#### [Task requirements]
Copy every line of the listing below word for word, but leave out the pictures.

#### [Raw listing]
┌────────
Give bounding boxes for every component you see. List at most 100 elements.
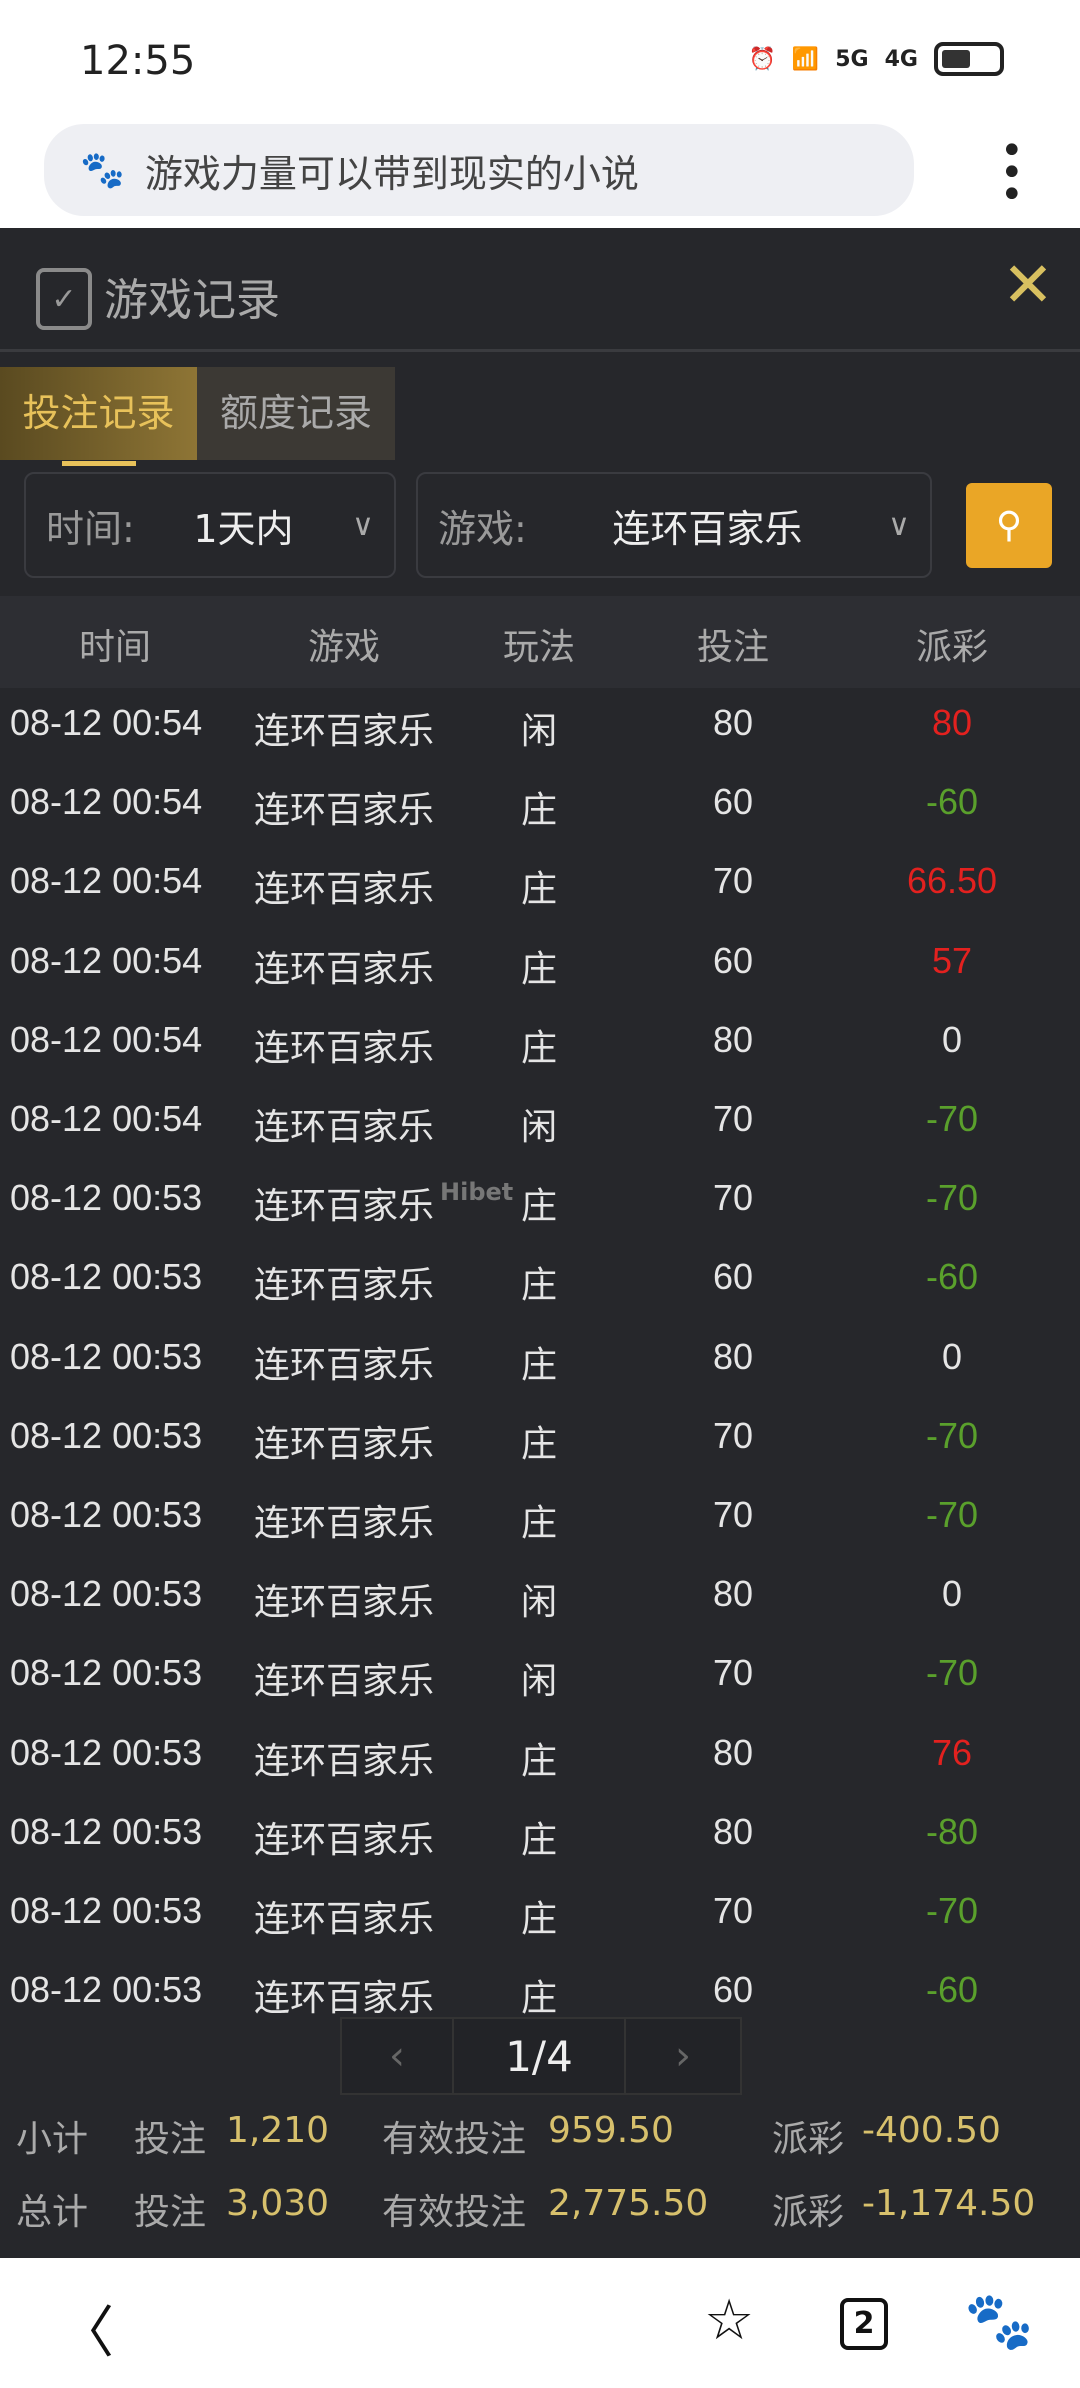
table-row: 08-12 00:54 连环百家乐 闲 70 -70	[0, 1084, 1080, 1163]
subtotal-payout-label: 派彩	[772, 2119, 845, 2160]
game-filter-select[interactable]: 游戏: 连环百家乐 ∨	[416, 472, 932, 578]
cell-play: 庄	[520, 1502, 558, 1543]
cell-play: 庄	[520, 789, 558, 831]
table-row: 08-12 00:54 连环百家乐 庄 70 66.50	[0, 846, 1080, 925]
cell-time: 08-12 00:54	[10, 702, 203, 743]
subtotal-valid: 959.50	[548, 2110, 674, 2151]
search-query: 游戏力量可以带到现实的小说	[144, 151, 639, 196]
cell-payout: 80	[931, 702, 973, 743]
cell-play: 庄	[520, 1185, 558, 1227]
cell-payout: -60	[925, 1256, 979, 1298]
cell-game: 连环百家乐	[253, 868, 435, 910]
cell-time: 08-12 00:53	[10, 1177, 203, 1219]
pagination: ‹ 1/4 ›	[340, 2017, 742, 2095]
cell-play: 庄	[520, 1422, 558, 1464]
baidu-paw-icon[interactable]: 🐾	[964, 2289, 1034, 2354]
back-button[interactable]: 〈	[58, 2301, 114, 2366]
more-menu-button[interactable]: • • •	[1000, 128, 1024, 218]
chevron-down-icon: ∨	[888, 507, 910, 543]
clipboard-check-icon: ✓	[36, 268, 92, 330]
prev-page-button[interactable]: ‹	[342, 2019, 454, 2093]
cell-play: 庄	[520, 1026, 558, 1068]
subtotal-payout: -400.50	[862, 2110, 1001, 2151]
total-valid-label: 有效投注	[382, 2192, 527, 2233]
cell-time: 08-12 00:53	[10, 1256, 203, 1298]
time-filter-label: 时间:	[46, 506, 135, 551]
close-button[interactable]: ✕	[1002, 248, 1054, 321]
table-row: 08-12 00:53 连环百家乐 庄 80 -80	[0, 1797, 1080, 1876]
table-row: 08-12 00:54 连环百家乐 闲 80 80	[0, 688, 1080, 767]
cell-time: 08-12 00:53	[10, 1414, 203, 1456]
cell-bet: 70	[712, 1177, 754, 1219]
cell-payout: -70	[925, 1494, 979, 1535]
game-filter-value: 连环百家乐	[612, 506, 803, 551]
baidu-paw-icon: 🐾	[80, 150, 125, 191]
table-row: 08-12 00:54 连环百家乐 庄 60 -60	[0, 767, 1080, 846]
cell-payout: -70	[925, 1414, 979, 1456]
cell-time: 08-12 00:53	[10, 1810, 203, 1852]
subtotal-label: 小计	[16, 2119, 89, 2160]
tabs-count-button[interactable]: 2	[840, 2298, 888, 2350]
cell-time: 08-12 00:54	[10, 939, 203, 981]
total-payout: -1,174.50	[862, 2183, 1036, 2224]
cell-play: 庄	[520, 868, 558, 910]
cell-bet: 80	[712, 1573, 754, 1615]
cell-play: 庄	[520, 1977, 558, 2019]
status-bar: 12:55 ⏰ 📶 5G 4G	[0, 0, 1080, 110]
cell-bet: 80	[712, 1335, 754, 1377]
cell-bet: 70	[712, 1652, 754, 1694]
cell-payout: -80	[925, 1810, 979, 1852]
cell-game: 连环百家乐	[253, 1660, 435, 1702]
tab-credit-records[interactable]: 额度记录	[197, 367, 395, 460]
cell-play: 闲	[520, 1660, 558, 1702]
search-bar[interactable]: 🐾 游戏力量可以带到现实的小说	[44, 124, 914, 216]
cell-time: 08-12 00:54	[10, 781, 203, 823]
game-record-panel: ✓ 游戏记录 ✕ 投注记录 额度记录 时间: 1天内 ∨ 游戏: 连环百家乐 ∨…	[0, 228, 1080, 2258]
table-row: 08-12 00:53 连环百家乐 庄 70 -70	[0, 1163, 1080, 1242]
cell-payout: -70	[925, 1890, 979, 1931]
table-row: 08-12 00:53 连环百家乐 庄 60 -60	[0, 1242, 1080, 1321]
cell-game: 连环百家乐	[253, 1264, 435, 1306]
panel-header: ✓ 游戏记录 ✕	[0, 228, 1080, 352]
watermark: Hibet	[440, 1178, 514, 1206]
cell-bet: 80	[712, 1731, 754, 1773]
cell-bet: 70	[712, 1494, 754, 1535]
cell-game: 连环百家乐	[253, 1977, 435, 2019]
cell-payout: -70	[925, 1177, 979, 1219]
col-time: 时间	[78, 627, 152, 668]
total-bet: 3,030	[226, 2183, 330, 2224]
cell-play: 闲	[520, 1581, 558, 1623]
table-row: 08-12 00:53 连环百家乐 庄 70 -70	[0, 1480, 1080, 1559]
time-filter-select[interactable]: 时间: 1天内 ∨	[24, 472, 396, 578]
bookmark-star-icon[interactable]: ☆	[704, 2288, 755, 2353]
cell-payout: -60	[925, 781, 979, 823]
cell-time: 08-12 00:53	[10, 1573, 203, 1615]
table-row: 08-12 00:54 连环百家乐 庄 80 0	[0, 1005, 1080, 1084]
cell-payout: -70	[925, 1098, 979, 1139]
table-row: 08-12 00:54 连环百家乐 庄 60 57	[0, 926, 1080, 1005]
cell-game: 连环百家乐	[253, 1818, 435, 1860]
cell-game: 连环百家乐	[253, 1739, 435, 1781]
cell-payout: 0	[941, 1335, 963, 1377]
alarm-icon: ⏰	[748, 46, 776, 72]
cell-game: 连环百家乐	[253, 789, 435, 831]
cell-time: 08-12 00:53	[10, 1969, 203, 2011]
subtotal-valid-label: 有效投注	[382, 2119, 527, 2160]
search-button[interactable]: ⚲	[966, 483, 1052, 568]
subtotal-bet: 1,210	[226, 2110, 330, 2151]
table-row: 08-12 00:53 连环百家乐 庄 60 -60	[0, 1955, 1080, 2034]
clock: 12:55	[80, 38, 196, 84]
cell-bet: 60	[712, 1256, 754, 1298]
table-row: 08-12 00:53 连环百家乐 闲 70 -70	[0, 1638, 1080, 1717]
cell-play: 庄	[520, 947, 558, 989]
next-page-button[interactable]: ›	[626, 2019, 740, 2093]
signal-4g-icon: 4G	[884, 46, 918, 72]
tab-bet-records[interactable]: 投注记录	[0, 367, 197, 466]
cell-play: 闲	[520, 1106, 558, 1147]
cell-play: 闲	[520, 710, 558, 751]
cell-payout: 57	[931, 939, 973, 981]
cell-game: 连环百家乐	[253, 1502, 435, 1543]
col-game: 游戏	[307, 627, 381, 668]
cell-game: 连环百家乐	[253, 1898, 435, 1939]
cell-payout: -70	[925, 1652, 979, 1694]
└────────
#### [Answer for this exercise]
Give bounding boxes for every component you see. List at most 100 elements.
table-row: 08-12 00:54 连环百家乐 闲 70 -70	[0, 1084, 1080, 1163]
subtotal-payout-label: 派彩	[772, 2119, 845, 2160]
game-filter-select[interactable]: 游戏: 连环百家乐 ∨	[416, 472, 932, 578]
cell-play: 庄	[520, 1502, 558, 1543]
cell-play: 庄	[520, 789, 558, 831]
table-row: 08-12 00:54 连环百家乐 庄 70 66.50	[0, 846, 1080, 925]
cell-time: 08-12 00:54	[10, 702, 203, 743]
subtotal-valid: 959.50	[548, 2110, 674, 2151]
search-query: 游戏力量可以带到现实的小说	[144, 151, 639, 196]
cell-payout: 80	[931, 702, 973, 743]
cell-play: 庄	[520, 1185, 558, 1227]
cell-payout: -60	[925, 1256, 979, 1298]
cell-game: 连环百家乐	[253, 868, 435, 910]
cell-time: 08-12 00:53	[10, 1177, 203, 1219]
pagination: ‹ 1/4 ›	[340, 2017, 742, 2095]
cell-play: 庄	[520, 1422, 558, 1464]
baidu-paw-icon[interactable]: 🐾	[964, 2289, 1034, 2354]
back-button[interactable]: 〈	[58, 2301, 114, 2366]
more-menu-button[interactable]: • • •	[1000, 128, 1024, 218]
chevron-down-icon: ∨	[888, 507, 910, 543]
clipboard-check-icon: ✓	[36, 268, 92, 330]
prev-page-button[interactable]: ‹	[342, 2019, 454, 2093]
cell-play: 庄	[520, 1026, 558, 1068]
subtotal-payout: -400.50	[862, 2110, 1001, 2151]
total-valid-label: 有效投注	[382, 2192, 527, 2233]
cell-time: 08-12 00:53	[10, 1256, 203, 1298]
time-filter-label: 时间:	[46, 506, 135, 551]
close-button[interactable]: ✕	[1002, 248, 1054, 321]
table-row: 08-12 00:53 连环百家乐 庄 80 -80	[0, 1797, 1080, 1876]
table-row: 08-12 00:54 连环百家乐 闲 80 80	[0, 688, 1080, 767]
cell-time: 08-12 00:53	[10, 1414, 203, 1456]
cell-bet: 70	[712, 1177, 754, 1219]
cell-payout: -70	[925, 1494, 979, 1535]
game-filter-value: 连环百家乐	[612, 506, 803, 551]
baidu-paw-icon: 🐾	[80, 150, 125, 191]
table-row: 08-12 00:54 连环百家乐 庄 60 -60	[0, 767, 1080, 846]
cell-payout: -70	[925, 1414, 979, 1456]
cell-time: 08-12 00:53	[10, 1810, 203, 1852]
subtotal-label: 小计	[16, 2119, 89, 2160]
tabs-count-button[interactable]: 2	[840, 2298, 888, 2350]
cell-time: 08-12 00:54	[10, 939, 203, 981]
total-payout: -1,174.50	[862, 2183, 1036, 2224]
cell-play: 庄	[520, 868, 558, 910]
cell-bet: 80	[712, 1573, 754, 1615]
cell-play: 庄	[520, 1977, 558, 2019]
status-bar: 12:55 ⏰ 📶 5G 4G	[0, 0, 1080, 110]
cell-bet: 80	[712, 1335, 754, 1377]
cell-bet: 70	[712, 1652, 754, 1694]
cell-payout: -80	[925, 1810, 979, 1852]
cell-game: 连环百家乐	[253, 1660, 435, 1702]
tab-credit-records[interactable]: 额度记录	[197, 367, 395, 460]
cell-play: 闲	[520, 1660, 558, 1702]
search-bar[interactable]: 🐾 游戏力量可以带到现实的小说	[44, 124, 914, 216]
cell-time: 08-12 00:54	[10, 781, 203, 823]
game-record-panel: ✓ 游戏记录 ✕ 投注记录 额度记录 时间: 1天内 ∨ 游戏: 连环百家乐 ∨…	[0, 228, 1080, 2258]
table-row: 08-12 00:53 连环百家乐 庄 70 -70	[0, 1163, 1080, 1242]
cell-payout: -70	[925, 1890, 979, 1931]
table-row: 08-12 00:53 连环百家乐 庄 60 -60	[0, 1242, 1080, 1321]
cell-game: 连环百家乐	[253, 1264, 435, 1306]
panel-header: ✓ 游戏记录 ✕	[0, 228, 1080, 352]
watermark: Hibet	[440, 1178, 514, 1206]
cell-bet: 80	[712, 1731, 754, 1773]
cell-bet: 70	[712, 1494, 754, 1535]
cell-game: 连环百家乐	[253, 1977, 435, 2019]
cell-payout: -70	[925, 1177, 979, 1219]
col-time: 时间	[78, 627, 152, 668]
total-bet: 3,030	[226, 2183, 330, 2224]
cell-play: 闲	[520, 1581, 558, 1623]
table-row: 08-12 00:53 连环百家乐 庄 70 -70	[0, 1480, 1080, 1559]
time-filter-select[interactable]: 时间: 1天内 ∨	[24, 472, 396, 578]
bookmark-star-icon[interactable]: ☆	[704, 2288, 755, 2353]
cell-payout: -60	[925, 781, 979, 823]
cell-time: 08-12 00:53	[10, 1573, 203, 1615]
table-row: 08-12 00:54 连环百家乐 庄 80 0	[0, 1005, 1080, 1084]
cell-payout: -70	[925, 1098, 979, 1139]
table-row: 08-12 00:54 连环百家乐 庄 60 57	[0, 926, 1080, 1005]
cell-game: 连环百家乐	[253, 1818, 435, 1860]
cell-game: 连环百家乐	[253, 1739, 435, 1781]
cell-payout: 0	[941, 1335, 963, 1377]
alarm-icon: ⏰	[748, 46, 776, 72]
cell-game: 连环百家乐	[253, 789, 435, 831]
cell-time: 08-12 00:53	[10, 1969, 203, 2011]
subtotal-valid-label: 有效投注	[382, 2119, 527, 2160]
search-button[interactable]: ⚲	[966, 483, 1052, 568]
subtotal-bet: 1,210	[226, 2110, 330, 2151]
table-row: 08-12 00:53 连环百家乐 庄 60 -60	[0, 1955, 1080, 2034]
clock: 12:55	[80, 38, 196, 84]
cell-bet: 60	[712, 1256, 754, 1298]
table-row: 08-12 00:53 连环百家乐 闲 70 -70	[0, 1638, 1080, 1717]
cell-play: 庄	[520, 947, 558, 989]
next-page-button[interactable]: ›	[626, 2019, 740, 2093]
signal-4g-icon: 4G	[884, 46, 918, 72]
tab-bet-records[interactable]: 投注记录	[0, 367, 197, 466]
cell-play: 闲	[520, 1106, 558, 1147]
cell-play: 闲	[520, 710, 558, 751]
cell-payout: 57	[931, 939, 973, 981]
cell-game: 连环百家乐	[253, 1502, 435, 1543]
col-game: 游戏	[307, 627, 381, 668]
cell-game: 连环百家乐	[253, 1898, 435, 1939]
cell-payout: -70	[925, 1652, 979, 1694]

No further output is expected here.